## Zitierter Auszug
Wortherkunft und Definitionsversuche

Nach Kluge (1999) handelt es sich bei 'Schuld' um ein germanisches Rechtswort, das in altnordisch syn, altenglisch synn, altfränkisch sinne und altsächsisch sunda abstammt. Ein weiterer Begriff der hieraus abgeleitet wurde ist 'Sünde’.

strafrechtliche Sicht

kriminologische Sicht

Zitate zum Thema Schuld

Die nachfolgenden Zitate spiegeln beispielhaft die Mehrdimensionalität des Schuldbegriffs wider:

Gar manches ist vorherbestimmt; das Schicksal führt ihn in Bedrängnis. Doch wie er sich dabei benimmt, ist seine Schuld und nicht Verhängnis. Wilhelm Busch

Die Wahlphilosophie der Parlamentskandidaten besteht einfach darin, dass sie ihrer linken Hand erlauben, nicht zu wissen, was ihre rechte tut, und so waschen sie beide Hände in Unschuld. Karl Marx

Wer weiß, was er zu tun hat, und tut es nicht, der macht sich schuldig. Jakobus 4.17

Denke vor allem daran, daß du niemandes Richter zu sein vermagst. Denn es kann auf Erden niemand Richter sein über einen Verbrecher, bevor nicht der Richter selber erkannt hat, daß er genau so ein Verbrecher ist wie der, der vor ihm steht, und daß gerade er an dem Verbrechen des vor ihm Stehenden vielleicht mehr als alle anderen auch die Schuld trägt. Wenn er aber das erkannt hat, dann kann er auch Richter sein. Fjodor M. Dostojewski

Kriminologisch relevantes Spannungsfeld

Bei Betrachtung der verschiedenen Definitionsversuche zeichnet sich eine unumgängliche Verstrickung von 'Schuld' mit den Begriffen Verantwortung, Moral, Gewissen, Scham, Wiedergutmachung, Vergeltung und Strafe ab.

Fallbeispiele

Kritische Begriffsbetrachtung

Hassemer (1993) wirft aus kriminologischer Sicht die Frage auf, ob es im Umgang mit delinquenten Menschen überhaupt um die Feststellung von Schuld und damit dem Erheben von Schuldvorwürfen gehen darf. Aus diesem Grund sei zur kritischen Betrachtung auf die begrifflichen Annäherungen von Nietzsche und Freud hingewiesen.

## Bereitgestelltes Material
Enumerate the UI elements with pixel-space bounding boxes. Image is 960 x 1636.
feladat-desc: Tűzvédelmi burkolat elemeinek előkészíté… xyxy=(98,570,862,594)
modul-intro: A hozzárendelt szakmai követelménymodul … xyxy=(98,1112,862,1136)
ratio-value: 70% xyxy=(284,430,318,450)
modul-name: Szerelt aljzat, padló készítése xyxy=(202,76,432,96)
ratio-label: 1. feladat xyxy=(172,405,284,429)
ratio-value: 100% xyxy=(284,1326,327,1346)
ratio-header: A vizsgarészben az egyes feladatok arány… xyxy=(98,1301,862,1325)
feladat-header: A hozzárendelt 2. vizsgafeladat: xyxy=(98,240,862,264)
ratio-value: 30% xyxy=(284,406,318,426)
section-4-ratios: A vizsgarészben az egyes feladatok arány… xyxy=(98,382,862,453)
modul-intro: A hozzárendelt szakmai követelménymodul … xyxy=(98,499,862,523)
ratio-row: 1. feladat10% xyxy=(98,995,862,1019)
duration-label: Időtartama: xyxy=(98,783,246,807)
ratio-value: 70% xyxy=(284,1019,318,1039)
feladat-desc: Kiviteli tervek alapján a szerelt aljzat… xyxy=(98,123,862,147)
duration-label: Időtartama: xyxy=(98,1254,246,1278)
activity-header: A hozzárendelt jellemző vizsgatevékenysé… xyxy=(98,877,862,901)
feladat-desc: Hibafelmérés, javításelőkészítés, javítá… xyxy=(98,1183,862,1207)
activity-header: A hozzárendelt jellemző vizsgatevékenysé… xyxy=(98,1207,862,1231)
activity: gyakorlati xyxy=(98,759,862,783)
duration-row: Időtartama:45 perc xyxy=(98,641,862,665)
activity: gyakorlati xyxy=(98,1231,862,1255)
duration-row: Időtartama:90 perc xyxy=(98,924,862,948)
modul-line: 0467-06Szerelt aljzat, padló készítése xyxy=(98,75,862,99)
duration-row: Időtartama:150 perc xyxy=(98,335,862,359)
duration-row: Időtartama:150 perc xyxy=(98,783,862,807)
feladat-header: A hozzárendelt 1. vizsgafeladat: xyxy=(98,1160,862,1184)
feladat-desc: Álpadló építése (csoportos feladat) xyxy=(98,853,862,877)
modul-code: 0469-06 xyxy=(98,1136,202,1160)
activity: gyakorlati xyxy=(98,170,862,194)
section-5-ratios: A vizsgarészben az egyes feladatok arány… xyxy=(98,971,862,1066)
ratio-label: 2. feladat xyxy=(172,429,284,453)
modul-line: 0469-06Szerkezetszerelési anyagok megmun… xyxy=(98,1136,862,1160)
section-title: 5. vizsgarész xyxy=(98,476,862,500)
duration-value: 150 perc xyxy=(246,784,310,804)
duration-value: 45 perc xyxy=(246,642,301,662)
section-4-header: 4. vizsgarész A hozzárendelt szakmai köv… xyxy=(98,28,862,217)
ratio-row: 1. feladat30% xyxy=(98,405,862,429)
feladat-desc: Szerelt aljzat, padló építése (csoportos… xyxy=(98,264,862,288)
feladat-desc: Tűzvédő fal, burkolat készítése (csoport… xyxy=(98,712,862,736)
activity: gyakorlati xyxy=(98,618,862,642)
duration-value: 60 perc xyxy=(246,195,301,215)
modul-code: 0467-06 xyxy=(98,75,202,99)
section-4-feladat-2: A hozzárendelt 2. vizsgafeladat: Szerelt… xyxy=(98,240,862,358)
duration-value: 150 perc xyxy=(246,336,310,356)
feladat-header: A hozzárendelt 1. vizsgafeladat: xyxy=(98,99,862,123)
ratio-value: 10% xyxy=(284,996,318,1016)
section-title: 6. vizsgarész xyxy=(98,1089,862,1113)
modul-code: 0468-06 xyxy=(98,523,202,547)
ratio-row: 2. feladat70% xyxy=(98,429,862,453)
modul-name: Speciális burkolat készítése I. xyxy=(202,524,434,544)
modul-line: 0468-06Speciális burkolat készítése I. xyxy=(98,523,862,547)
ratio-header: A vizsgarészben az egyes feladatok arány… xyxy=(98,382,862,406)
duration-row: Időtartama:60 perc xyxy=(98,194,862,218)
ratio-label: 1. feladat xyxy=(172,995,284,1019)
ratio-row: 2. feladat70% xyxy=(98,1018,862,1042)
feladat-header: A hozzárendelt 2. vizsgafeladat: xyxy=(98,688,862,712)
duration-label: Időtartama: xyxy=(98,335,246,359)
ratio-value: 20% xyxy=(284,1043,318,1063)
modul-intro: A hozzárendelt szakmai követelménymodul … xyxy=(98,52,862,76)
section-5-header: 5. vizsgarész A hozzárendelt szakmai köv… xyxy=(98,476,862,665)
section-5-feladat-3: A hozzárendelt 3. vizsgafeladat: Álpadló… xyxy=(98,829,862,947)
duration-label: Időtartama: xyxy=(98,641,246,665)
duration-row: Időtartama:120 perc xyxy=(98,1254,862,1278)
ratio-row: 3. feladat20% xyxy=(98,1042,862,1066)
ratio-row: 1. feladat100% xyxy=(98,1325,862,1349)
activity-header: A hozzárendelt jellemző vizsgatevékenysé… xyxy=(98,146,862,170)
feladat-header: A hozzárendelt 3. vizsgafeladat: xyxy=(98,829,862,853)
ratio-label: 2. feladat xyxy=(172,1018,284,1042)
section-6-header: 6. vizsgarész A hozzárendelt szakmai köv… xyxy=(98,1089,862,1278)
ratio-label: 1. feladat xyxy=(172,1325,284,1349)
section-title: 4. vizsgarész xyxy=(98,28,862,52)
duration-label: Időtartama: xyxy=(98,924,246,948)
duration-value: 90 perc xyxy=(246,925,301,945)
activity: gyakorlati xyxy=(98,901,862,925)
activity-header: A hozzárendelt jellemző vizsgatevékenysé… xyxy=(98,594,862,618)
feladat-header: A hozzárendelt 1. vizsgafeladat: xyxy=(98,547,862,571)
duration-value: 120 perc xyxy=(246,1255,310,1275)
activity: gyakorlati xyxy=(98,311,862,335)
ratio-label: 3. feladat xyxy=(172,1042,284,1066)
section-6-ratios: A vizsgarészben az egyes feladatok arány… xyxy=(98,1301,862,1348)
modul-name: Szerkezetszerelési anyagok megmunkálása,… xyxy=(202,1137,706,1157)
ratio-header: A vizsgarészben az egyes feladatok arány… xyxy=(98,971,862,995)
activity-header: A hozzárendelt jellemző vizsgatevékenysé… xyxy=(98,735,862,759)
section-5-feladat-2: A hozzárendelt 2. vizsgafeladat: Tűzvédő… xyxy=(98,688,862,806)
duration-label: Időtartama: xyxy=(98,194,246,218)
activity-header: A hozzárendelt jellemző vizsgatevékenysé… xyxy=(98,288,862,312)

## Aufgaben
a) Auf wessen begriffliche Annäherungen verweist der Text zum Schuldbegriff zur kritischen Betrachtung?
b) Führe den Text zum Schuldbegriff im Anschluss an seinen letzten Satz fort.

## Lösungen
a) Auf die begrifflichen Annäherungen von Nietzsche und Freud.

b)
Nietzsche nähert sich dem Begriff der Schuld über "materielle Schulden", da er davon ausgeht, dass dieser hieraus abgeleitet wurde. Dem Mensch liege nach Nietzsche seit jeher daran, Wertbemessung vorzunehmen und Wertigkeiten gegeneinander abzuwiegen. Eben hierin sei der Ursprung für die Übertragung des Gläubiger-Schuldner-Verhältnisses auch auf moralische Schulden zu suchen, was dazu führe, dass ein herbeigeführter Schaden ausgeglichen bzw. wettgemacht werden muss - materiell oder in Form seelischer Wiedergutmachung. Nietzsche erachtet das Bedürfnis hinsichtlich der Schuldfrage demnach schlicht als Legitimation für eine rächende Strafe.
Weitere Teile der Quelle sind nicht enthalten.